* **AIM OF THE TASK**
Using the entries below, transcribe exactly the line containing "Transcribe this image's" and each line that follows it to the end.

* **Source records**
#####

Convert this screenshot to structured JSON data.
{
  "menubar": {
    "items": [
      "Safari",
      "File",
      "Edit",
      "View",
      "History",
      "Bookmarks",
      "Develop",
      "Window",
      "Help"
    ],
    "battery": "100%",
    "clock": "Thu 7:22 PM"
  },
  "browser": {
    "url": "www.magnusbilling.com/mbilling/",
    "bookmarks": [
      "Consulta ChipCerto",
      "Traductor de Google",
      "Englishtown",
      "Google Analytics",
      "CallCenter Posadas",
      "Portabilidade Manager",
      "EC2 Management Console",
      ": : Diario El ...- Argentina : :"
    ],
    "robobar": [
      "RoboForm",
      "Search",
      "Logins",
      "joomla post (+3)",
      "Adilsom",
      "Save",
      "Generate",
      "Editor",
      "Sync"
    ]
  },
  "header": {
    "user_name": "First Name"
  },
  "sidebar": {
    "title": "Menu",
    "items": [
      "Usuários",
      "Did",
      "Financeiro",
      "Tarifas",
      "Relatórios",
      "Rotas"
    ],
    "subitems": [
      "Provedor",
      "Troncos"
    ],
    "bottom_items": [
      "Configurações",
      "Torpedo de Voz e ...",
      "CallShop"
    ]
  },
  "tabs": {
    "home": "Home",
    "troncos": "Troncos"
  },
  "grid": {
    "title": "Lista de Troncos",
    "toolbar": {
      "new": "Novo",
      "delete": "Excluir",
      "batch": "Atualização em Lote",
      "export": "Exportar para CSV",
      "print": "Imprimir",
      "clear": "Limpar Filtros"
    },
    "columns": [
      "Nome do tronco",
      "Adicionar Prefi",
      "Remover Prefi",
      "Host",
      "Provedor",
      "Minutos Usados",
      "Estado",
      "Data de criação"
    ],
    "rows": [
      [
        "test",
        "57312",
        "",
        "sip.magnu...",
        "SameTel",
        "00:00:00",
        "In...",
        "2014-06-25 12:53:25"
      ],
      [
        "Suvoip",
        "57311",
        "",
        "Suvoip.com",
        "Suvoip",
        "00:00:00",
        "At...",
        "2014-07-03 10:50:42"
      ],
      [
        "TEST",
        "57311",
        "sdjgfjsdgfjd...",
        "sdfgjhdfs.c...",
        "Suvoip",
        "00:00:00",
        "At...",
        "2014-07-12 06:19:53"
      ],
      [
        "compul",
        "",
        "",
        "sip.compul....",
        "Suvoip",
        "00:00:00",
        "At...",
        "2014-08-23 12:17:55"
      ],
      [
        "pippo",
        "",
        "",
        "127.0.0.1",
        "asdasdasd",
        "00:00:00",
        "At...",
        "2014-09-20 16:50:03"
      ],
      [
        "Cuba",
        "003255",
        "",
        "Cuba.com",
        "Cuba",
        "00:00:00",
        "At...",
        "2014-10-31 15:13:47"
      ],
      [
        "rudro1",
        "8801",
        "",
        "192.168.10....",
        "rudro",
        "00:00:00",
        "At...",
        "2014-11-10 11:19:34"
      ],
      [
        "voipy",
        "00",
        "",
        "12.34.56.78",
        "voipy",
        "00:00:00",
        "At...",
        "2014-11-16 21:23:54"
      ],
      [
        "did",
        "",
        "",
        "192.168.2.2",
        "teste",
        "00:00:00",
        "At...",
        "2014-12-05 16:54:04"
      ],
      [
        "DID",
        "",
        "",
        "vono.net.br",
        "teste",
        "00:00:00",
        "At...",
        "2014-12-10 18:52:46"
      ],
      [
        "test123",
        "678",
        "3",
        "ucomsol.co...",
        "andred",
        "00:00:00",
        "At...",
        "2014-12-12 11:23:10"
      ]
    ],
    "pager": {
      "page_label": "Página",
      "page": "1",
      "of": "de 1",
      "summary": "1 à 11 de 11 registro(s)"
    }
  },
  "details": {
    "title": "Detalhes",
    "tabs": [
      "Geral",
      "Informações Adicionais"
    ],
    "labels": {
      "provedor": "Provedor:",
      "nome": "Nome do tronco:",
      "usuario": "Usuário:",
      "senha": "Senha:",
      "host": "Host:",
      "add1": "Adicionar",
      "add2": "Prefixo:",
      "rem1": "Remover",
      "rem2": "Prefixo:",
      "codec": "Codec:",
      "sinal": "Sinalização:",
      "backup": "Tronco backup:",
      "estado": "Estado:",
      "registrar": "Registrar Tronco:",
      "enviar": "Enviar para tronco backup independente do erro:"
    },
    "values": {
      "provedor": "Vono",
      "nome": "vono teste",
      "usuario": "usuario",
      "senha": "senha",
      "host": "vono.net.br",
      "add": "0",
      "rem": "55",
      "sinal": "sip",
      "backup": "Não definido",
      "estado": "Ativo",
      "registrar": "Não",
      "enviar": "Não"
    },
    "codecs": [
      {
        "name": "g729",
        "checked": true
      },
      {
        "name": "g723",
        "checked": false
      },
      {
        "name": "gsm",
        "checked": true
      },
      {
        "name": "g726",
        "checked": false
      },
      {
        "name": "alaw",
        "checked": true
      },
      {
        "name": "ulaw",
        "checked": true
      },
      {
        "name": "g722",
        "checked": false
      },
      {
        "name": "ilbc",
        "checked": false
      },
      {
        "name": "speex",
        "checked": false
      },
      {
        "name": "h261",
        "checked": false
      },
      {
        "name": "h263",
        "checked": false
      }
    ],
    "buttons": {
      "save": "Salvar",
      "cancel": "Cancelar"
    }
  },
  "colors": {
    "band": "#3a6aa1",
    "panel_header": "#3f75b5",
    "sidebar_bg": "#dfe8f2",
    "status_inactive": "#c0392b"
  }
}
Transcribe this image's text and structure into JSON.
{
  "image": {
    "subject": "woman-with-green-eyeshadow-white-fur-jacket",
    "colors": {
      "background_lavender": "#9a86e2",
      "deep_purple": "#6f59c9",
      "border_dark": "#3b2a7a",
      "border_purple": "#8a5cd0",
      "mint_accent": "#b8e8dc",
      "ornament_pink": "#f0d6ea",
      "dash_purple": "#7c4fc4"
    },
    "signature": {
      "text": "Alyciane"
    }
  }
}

#####

* **SOLUTION FOR THIS PROBLEM**
Transcribe this image's text and structure into JSON.
{
  "image": {
    "subject": "woman-with-green-eyeshadow-white-fur-jacket",
    "colors": {
      "background_lavender": "#9a86e2",
      "deep_purple": "#6f59c9",
      "border_dark": "#3b2a7a",
      "border_purple": "#8a5cd0",
      "mint_accent": "#b8e8dc",
      "ornament_pink": "#f0d6ea",
      "dash_purple": "#7c4fc4"
    },
    "signature": {
      "text": "Alyciane"
    }
  }
}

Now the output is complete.